- **Task objective**
Review the material and extract every line in which the word "JSON" occurs.

- **Dataset rows**

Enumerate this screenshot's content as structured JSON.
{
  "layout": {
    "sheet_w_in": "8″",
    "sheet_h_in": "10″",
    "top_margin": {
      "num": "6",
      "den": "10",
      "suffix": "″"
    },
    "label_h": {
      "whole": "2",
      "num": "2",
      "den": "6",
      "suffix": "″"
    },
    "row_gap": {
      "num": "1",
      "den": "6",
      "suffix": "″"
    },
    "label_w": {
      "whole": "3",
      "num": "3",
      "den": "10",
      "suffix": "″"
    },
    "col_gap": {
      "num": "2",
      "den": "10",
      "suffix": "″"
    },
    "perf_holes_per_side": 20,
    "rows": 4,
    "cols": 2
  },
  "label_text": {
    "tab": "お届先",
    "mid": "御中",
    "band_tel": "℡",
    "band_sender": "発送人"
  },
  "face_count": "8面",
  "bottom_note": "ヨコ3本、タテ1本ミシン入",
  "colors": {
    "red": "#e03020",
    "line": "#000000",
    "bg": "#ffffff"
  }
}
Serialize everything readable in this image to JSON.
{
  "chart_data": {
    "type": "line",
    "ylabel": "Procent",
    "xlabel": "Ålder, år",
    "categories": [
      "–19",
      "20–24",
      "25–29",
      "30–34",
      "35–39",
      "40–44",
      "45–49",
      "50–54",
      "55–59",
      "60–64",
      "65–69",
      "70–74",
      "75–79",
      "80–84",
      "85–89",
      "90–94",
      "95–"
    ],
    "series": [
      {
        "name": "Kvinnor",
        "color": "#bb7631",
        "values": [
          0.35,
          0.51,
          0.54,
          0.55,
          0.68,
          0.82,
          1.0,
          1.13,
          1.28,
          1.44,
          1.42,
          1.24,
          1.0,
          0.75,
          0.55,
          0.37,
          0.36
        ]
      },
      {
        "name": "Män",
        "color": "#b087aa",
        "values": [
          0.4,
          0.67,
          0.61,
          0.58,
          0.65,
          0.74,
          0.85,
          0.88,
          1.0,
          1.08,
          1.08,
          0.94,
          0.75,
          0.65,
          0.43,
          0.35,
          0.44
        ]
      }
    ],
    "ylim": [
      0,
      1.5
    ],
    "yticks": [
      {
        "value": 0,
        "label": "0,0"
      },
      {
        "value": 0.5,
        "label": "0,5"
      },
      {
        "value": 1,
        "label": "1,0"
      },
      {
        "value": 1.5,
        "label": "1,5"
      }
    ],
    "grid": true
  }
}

- **Result of the task**
Enumerate this screenshot's content as structured JSON.
Serialize everything readable in this image to JSON.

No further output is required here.